===== Task material =====

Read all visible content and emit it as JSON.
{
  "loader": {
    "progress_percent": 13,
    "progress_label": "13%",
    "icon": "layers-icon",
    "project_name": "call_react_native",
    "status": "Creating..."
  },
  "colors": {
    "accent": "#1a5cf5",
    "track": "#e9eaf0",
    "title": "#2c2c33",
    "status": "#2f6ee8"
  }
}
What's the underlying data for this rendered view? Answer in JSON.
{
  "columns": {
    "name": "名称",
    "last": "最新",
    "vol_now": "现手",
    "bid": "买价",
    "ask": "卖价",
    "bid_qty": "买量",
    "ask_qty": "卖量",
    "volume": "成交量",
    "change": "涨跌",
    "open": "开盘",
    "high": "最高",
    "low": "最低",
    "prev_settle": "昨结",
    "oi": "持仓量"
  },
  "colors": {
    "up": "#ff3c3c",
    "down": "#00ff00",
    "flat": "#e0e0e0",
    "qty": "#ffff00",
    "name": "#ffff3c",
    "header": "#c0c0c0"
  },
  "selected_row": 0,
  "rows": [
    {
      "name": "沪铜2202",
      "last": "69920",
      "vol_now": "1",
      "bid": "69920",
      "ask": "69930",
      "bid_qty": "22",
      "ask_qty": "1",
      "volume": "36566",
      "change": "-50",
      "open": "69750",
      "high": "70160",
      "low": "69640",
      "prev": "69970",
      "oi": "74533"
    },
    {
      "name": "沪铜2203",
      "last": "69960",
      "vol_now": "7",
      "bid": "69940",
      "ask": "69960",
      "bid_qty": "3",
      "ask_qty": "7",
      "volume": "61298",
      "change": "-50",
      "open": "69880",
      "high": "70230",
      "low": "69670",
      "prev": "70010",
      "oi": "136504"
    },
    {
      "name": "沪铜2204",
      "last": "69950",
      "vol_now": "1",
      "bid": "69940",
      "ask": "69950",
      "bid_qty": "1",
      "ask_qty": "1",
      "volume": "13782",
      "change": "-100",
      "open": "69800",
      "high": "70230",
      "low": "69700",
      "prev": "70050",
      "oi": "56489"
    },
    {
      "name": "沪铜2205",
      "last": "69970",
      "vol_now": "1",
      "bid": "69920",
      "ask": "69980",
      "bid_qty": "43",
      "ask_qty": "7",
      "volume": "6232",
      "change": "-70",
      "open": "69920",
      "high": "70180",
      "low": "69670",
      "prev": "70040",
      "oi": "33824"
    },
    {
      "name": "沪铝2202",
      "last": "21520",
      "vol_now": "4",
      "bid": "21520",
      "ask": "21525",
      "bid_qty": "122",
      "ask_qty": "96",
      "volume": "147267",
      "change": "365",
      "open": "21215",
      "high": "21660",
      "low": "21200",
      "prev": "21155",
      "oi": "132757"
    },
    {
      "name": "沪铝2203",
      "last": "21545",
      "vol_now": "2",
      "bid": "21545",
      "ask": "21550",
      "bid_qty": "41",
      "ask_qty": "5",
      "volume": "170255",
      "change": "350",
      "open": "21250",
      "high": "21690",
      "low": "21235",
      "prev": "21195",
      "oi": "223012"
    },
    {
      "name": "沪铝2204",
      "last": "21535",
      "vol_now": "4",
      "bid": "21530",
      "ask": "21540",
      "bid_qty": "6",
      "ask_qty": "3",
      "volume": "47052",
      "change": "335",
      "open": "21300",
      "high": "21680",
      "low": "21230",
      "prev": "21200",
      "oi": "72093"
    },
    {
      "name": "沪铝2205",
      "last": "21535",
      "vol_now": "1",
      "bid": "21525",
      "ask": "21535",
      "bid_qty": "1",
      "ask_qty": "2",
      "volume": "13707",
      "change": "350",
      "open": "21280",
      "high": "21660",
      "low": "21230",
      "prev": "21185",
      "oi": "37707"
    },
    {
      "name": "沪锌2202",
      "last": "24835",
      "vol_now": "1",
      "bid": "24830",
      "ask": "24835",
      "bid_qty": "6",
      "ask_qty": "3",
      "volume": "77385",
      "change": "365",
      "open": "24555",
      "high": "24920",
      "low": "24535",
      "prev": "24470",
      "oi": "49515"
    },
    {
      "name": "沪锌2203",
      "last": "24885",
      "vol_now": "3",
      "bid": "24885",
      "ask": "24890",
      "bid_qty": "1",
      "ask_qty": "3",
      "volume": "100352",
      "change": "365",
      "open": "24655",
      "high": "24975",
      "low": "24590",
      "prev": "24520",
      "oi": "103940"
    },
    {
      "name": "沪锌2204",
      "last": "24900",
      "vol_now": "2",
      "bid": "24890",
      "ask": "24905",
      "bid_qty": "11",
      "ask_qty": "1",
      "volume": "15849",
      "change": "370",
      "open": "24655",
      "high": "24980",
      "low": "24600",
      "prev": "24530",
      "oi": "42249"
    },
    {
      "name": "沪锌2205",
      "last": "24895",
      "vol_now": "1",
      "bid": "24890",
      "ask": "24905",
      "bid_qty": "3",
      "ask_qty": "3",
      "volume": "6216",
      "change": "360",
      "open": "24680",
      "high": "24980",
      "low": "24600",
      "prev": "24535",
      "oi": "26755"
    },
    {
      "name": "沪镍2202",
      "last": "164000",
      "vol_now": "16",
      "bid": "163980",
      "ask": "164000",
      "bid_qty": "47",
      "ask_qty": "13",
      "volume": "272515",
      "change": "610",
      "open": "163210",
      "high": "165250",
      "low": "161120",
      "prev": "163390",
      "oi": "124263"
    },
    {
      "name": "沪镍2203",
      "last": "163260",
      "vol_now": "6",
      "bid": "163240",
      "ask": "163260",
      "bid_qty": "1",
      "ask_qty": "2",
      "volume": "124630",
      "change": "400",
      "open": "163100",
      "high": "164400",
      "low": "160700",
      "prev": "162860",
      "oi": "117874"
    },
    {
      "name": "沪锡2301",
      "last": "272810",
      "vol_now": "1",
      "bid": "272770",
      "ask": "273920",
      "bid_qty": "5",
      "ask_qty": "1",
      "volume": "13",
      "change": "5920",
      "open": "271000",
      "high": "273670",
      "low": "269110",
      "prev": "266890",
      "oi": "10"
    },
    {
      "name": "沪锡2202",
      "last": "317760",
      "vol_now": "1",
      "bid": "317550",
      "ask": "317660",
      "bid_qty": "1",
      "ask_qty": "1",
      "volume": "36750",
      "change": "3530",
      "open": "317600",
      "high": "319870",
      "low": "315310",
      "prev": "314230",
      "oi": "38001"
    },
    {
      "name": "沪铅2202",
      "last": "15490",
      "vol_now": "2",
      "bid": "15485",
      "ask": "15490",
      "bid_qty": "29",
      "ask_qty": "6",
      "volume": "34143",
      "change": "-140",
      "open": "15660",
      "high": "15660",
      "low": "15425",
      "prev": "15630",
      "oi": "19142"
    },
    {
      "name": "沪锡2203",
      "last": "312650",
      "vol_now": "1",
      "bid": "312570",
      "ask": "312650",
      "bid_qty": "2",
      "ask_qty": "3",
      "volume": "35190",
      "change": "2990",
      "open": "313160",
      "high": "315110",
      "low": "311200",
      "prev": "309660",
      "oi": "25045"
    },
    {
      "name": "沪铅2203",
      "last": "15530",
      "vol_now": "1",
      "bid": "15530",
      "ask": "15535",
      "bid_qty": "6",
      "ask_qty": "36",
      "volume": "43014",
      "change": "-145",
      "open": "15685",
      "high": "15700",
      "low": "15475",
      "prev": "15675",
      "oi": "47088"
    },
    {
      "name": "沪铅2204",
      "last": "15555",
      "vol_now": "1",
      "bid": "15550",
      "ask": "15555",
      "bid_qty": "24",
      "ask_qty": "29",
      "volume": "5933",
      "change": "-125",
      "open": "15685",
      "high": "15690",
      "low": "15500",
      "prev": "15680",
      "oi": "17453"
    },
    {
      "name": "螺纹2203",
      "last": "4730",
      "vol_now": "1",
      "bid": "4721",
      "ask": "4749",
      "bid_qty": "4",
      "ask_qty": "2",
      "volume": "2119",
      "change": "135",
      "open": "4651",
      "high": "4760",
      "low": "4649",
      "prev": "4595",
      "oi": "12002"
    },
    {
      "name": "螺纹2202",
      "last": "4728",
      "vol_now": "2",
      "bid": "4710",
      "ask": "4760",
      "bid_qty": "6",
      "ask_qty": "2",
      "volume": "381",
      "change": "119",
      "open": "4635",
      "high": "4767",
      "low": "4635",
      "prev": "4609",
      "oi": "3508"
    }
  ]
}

=====

Task goal: Pull out every line of the records that includes the string "JSON".

Expected output:
Read all visible content and emit it as JSON.
What's the underlying data for this rendered view? Answer in JSON.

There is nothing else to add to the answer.